*What is expected*
Take from the listing each line that has the string "JSON".

*Supplied material*
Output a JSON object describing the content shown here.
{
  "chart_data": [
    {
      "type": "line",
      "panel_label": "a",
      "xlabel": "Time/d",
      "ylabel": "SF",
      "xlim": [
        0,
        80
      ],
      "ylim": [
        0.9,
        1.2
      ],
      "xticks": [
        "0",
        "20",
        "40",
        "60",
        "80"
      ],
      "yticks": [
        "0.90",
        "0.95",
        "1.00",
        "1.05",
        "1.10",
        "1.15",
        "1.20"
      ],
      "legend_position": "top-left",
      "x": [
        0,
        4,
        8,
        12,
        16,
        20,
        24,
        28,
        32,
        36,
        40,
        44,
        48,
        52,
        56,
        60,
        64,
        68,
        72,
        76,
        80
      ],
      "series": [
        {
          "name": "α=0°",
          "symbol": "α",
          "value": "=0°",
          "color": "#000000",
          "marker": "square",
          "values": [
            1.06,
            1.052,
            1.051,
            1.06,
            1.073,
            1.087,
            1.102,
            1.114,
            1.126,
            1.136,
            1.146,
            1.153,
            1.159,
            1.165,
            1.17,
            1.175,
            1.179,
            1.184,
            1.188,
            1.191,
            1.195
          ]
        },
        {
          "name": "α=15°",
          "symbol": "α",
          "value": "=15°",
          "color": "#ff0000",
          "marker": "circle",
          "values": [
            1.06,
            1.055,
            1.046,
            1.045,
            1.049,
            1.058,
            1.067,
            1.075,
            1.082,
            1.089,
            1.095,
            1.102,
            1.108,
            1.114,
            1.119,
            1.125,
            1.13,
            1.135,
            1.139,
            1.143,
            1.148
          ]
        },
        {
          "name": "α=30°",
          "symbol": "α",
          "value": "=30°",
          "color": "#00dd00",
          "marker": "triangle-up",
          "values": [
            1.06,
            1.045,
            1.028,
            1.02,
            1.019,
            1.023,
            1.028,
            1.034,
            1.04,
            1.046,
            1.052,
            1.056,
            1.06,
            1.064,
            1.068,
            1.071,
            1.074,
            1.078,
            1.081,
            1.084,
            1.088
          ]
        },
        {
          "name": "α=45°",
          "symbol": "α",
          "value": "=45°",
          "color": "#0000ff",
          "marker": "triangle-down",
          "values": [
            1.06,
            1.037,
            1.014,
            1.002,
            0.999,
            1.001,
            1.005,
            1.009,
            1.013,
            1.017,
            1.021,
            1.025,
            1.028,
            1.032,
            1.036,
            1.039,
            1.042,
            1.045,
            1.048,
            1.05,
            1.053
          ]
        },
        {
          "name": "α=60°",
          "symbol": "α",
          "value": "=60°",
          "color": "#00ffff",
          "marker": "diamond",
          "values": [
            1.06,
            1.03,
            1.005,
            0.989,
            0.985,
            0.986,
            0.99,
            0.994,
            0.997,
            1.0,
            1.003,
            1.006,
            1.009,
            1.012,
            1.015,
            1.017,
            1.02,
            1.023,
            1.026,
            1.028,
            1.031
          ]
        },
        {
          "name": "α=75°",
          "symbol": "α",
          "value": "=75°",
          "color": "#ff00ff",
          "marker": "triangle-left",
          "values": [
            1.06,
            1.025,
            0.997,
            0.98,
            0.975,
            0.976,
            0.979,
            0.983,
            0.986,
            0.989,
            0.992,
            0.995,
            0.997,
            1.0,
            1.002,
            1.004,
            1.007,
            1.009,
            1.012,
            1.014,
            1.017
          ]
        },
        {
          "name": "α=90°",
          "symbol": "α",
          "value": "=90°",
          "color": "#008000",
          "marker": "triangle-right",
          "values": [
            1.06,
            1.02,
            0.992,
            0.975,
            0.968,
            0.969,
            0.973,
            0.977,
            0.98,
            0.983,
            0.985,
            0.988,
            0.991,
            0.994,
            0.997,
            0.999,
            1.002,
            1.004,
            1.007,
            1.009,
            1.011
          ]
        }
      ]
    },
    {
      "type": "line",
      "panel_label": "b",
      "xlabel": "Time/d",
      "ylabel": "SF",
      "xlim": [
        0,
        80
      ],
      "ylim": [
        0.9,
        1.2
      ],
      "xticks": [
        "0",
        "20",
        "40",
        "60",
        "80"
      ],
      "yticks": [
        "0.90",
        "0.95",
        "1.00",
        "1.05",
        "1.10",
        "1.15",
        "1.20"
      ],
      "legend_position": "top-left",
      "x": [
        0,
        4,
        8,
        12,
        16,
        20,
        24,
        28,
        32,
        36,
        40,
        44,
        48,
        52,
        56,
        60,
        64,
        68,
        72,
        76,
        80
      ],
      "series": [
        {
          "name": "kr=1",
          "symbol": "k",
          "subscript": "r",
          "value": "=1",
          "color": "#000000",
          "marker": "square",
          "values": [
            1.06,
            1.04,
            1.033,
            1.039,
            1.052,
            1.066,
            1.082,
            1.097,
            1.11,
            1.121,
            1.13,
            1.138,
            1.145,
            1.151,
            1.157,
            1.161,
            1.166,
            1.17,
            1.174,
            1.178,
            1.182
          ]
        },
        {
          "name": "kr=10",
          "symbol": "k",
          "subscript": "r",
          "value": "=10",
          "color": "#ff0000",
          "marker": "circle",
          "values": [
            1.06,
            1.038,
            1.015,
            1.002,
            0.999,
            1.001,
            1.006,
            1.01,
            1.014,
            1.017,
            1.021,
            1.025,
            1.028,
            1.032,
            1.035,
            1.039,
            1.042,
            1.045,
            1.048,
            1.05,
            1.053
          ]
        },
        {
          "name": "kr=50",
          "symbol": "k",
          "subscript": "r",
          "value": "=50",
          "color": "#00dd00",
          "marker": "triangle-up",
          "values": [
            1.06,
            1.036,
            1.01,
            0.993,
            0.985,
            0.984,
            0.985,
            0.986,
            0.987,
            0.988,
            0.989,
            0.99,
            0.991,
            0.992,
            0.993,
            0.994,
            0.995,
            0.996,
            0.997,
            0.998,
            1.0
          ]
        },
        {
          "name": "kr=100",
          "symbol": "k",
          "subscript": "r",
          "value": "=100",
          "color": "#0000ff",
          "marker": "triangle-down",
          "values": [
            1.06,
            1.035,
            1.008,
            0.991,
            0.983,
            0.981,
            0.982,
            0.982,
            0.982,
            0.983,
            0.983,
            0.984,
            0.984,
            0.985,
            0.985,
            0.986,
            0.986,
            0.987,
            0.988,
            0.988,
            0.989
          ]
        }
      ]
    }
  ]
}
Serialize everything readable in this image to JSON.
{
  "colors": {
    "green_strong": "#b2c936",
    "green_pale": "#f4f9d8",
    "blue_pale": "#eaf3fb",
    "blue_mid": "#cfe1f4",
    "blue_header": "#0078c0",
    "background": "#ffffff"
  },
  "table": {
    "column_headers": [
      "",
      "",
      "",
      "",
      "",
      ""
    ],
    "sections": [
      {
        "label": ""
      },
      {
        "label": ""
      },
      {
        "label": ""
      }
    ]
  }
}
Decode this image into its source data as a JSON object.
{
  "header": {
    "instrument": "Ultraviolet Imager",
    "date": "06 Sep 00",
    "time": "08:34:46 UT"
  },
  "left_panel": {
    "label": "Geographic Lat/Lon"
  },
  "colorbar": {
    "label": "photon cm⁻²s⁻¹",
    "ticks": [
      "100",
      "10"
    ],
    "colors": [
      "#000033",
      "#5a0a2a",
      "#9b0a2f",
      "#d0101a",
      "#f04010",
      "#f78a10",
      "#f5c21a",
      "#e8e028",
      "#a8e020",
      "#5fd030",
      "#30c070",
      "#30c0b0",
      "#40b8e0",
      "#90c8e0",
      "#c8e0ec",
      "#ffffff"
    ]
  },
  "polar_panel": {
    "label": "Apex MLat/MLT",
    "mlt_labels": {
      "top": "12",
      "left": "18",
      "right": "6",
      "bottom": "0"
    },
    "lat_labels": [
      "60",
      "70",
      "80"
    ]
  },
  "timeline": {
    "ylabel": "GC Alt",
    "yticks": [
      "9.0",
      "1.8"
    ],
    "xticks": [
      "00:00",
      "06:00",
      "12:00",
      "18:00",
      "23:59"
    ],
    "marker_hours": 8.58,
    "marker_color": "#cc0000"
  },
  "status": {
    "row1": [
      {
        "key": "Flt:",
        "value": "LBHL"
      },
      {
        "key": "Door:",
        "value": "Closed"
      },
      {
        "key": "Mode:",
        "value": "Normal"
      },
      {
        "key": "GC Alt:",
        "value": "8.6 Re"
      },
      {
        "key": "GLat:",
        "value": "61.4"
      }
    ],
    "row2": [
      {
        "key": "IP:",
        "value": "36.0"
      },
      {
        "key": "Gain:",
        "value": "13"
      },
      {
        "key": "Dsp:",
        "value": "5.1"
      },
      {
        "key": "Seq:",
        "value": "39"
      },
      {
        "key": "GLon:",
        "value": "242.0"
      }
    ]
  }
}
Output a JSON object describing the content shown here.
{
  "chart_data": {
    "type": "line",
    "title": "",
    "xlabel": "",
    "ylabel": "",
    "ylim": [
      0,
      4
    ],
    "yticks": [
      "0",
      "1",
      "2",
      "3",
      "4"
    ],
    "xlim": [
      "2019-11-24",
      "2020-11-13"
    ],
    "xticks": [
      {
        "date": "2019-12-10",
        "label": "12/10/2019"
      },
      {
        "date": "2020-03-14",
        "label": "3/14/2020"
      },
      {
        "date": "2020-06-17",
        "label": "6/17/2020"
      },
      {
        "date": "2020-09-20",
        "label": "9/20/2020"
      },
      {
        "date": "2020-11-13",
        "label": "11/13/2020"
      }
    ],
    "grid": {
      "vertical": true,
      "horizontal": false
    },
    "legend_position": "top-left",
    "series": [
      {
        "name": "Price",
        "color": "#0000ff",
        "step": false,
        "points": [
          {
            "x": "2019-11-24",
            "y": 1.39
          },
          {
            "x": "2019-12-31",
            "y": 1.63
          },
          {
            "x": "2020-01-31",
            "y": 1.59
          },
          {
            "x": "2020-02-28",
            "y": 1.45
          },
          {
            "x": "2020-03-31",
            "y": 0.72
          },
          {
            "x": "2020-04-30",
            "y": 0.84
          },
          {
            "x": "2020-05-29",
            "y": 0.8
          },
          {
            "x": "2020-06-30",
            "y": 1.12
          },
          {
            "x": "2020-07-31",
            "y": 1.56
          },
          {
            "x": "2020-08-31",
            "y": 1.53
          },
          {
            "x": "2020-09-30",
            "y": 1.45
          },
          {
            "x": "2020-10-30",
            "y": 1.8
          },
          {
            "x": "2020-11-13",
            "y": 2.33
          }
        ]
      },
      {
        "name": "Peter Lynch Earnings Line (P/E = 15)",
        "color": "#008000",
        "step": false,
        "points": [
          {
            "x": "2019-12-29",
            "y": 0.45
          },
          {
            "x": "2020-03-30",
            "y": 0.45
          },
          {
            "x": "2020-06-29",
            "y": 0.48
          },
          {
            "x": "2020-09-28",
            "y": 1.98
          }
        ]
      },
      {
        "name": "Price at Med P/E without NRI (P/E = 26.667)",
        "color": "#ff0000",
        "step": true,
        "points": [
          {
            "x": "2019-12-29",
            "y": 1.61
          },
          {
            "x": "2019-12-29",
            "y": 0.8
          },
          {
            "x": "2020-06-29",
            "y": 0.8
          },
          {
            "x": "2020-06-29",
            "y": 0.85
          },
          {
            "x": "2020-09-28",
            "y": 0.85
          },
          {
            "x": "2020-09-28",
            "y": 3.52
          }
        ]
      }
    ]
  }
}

*Written answer*
Output a JSON object describing the content shown here.
Serialize everything readable in this image to JSON.
Decode this image into its source data as a JSON object.
Output a JSON object describing the content shown here.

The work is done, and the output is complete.